Request :: Below are some records. Copy every line in them that holds "повышение".

Extracted information ::
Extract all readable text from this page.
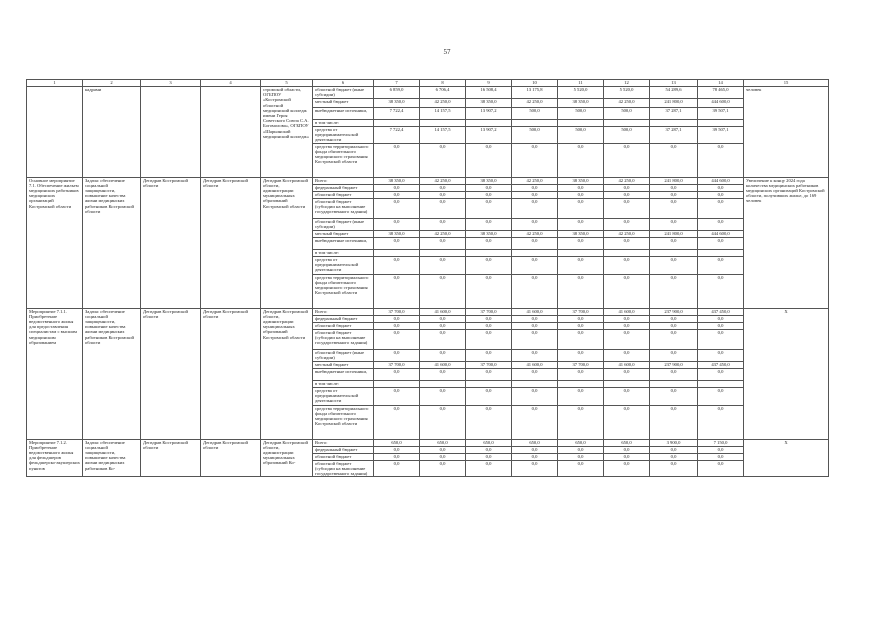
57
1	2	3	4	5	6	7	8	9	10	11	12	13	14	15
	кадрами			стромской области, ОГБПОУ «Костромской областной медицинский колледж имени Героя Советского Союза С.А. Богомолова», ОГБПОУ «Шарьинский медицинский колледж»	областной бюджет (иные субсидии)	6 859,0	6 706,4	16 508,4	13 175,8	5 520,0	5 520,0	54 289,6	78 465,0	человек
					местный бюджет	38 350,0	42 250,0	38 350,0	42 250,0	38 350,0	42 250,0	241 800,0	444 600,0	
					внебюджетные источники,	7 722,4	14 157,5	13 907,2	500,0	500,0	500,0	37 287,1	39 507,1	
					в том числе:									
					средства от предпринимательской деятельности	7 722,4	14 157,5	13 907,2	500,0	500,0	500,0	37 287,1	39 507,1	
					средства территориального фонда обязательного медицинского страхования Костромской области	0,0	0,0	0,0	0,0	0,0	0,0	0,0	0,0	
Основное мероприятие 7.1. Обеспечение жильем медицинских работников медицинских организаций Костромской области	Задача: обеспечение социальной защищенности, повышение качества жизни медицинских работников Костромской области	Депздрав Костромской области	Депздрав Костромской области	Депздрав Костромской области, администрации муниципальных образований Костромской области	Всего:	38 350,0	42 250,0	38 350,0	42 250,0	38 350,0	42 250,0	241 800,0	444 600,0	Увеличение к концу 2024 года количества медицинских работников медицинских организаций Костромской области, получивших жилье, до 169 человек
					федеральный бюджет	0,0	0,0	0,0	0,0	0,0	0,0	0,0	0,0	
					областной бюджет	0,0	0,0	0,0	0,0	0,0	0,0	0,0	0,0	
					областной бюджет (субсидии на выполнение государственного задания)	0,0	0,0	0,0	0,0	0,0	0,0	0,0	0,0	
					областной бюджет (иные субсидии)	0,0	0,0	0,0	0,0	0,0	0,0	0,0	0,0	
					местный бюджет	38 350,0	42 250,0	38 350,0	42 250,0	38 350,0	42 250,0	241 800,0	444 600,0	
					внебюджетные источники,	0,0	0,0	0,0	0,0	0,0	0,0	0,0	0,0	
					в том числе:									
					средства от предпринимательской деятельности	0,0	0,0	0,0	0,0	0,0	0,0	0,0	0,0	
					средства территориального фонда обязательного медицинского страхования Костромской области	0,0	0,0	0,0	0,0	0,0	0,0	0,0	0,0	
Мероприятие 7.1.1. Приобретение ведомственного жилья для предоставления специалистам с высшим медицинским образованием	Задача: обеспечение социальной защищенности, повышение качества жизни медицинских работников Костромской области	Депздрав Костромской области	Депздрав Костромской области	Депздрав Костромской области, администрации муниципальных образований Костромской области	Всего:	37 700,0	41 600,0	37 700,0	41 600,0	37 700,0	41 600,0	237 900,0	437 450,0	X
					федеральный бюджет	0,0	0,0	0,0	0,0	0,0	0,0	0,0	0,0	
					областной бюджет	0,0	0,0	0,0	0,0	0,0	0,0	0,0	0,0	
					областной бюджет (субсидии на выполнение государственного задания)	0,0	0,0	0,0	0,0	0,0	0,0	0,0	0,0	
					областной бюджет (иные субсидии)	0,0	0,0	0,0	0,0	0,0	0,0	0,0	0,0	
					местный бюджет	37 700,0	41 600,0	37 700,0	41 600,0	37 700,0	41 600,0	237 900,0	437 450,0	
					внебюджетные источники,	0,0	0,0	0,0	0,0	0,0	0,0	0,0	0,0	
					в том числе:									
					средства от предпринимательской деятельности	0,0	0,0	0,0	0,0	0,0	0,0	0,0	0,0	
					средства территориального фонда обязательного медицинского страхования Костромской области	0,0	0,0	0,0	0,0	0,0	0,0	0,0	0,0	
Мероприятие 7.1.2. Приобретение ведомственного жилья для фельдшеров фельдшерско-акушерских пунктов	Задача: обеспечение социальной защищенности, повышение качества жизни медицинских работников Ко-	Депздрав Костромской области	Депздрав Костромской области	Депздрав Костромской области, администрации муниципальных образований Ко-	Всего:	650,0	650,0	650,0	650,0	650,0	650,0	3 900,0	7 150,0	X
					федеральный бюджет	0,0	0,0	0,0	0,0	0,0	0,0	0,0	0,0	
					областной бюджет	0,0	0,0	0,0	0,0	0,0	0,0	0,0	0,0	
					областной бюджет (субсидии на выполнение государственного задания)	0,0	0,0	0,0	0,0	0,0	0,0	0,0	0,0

Solution below ::
Основное мероприятие 7.1. Обеспечение жильем медицинских работников медицинских организаций Костромской области	Задача: обеспечение социальной защищенности, повышение качества жизни медицинских работников Костромской области	Депздрав Костромской области	Депздрав Костромской области	Депздрав Костромской области, администрации муниципальных образований Костромской области	Всего:	38 350,0	42 250,0	38 350,0	42 250,0	38 350,0	42 250,0	241 800,0	444 600,0	Увеличение к концу 2024 года количества медицинских работников медицинских организаций Костромской области, получивших жилье, до 169 человек
Мероприятие 7.1.1. Приобретение ведомственного жилья для предоставления специалистам с высшим медицинским образованием	Задача: обеспечение социальной защищенности, повышение качества жизни медицинских работников Костромской области	Депздрав Костромской области	Депздрав Костромской области	Депздрав Костромской области, администрации муниципальных образований Костромской области	Всего:	37 700,0	41 600,0	37 700,0	41 600,0	37 700,0	41 600,0	237 900,0	437 450,0	X
Мероприятие 7.1.2. Приобретение ведомственного жилья для фельдшеров фельдшерско-акушерских пунктов	Задача: обеспечение социальной защищенности, повышение качества жизни медицинских работников Ко-	Депздрав Костромской области	Депздрав Костромской области	Депздрав Костромской области, администрации муниципальных образований Ко-	Всего:	650,0	650,0	650,0	650,0	650,0	650,0	3 900,0	7 150,0	X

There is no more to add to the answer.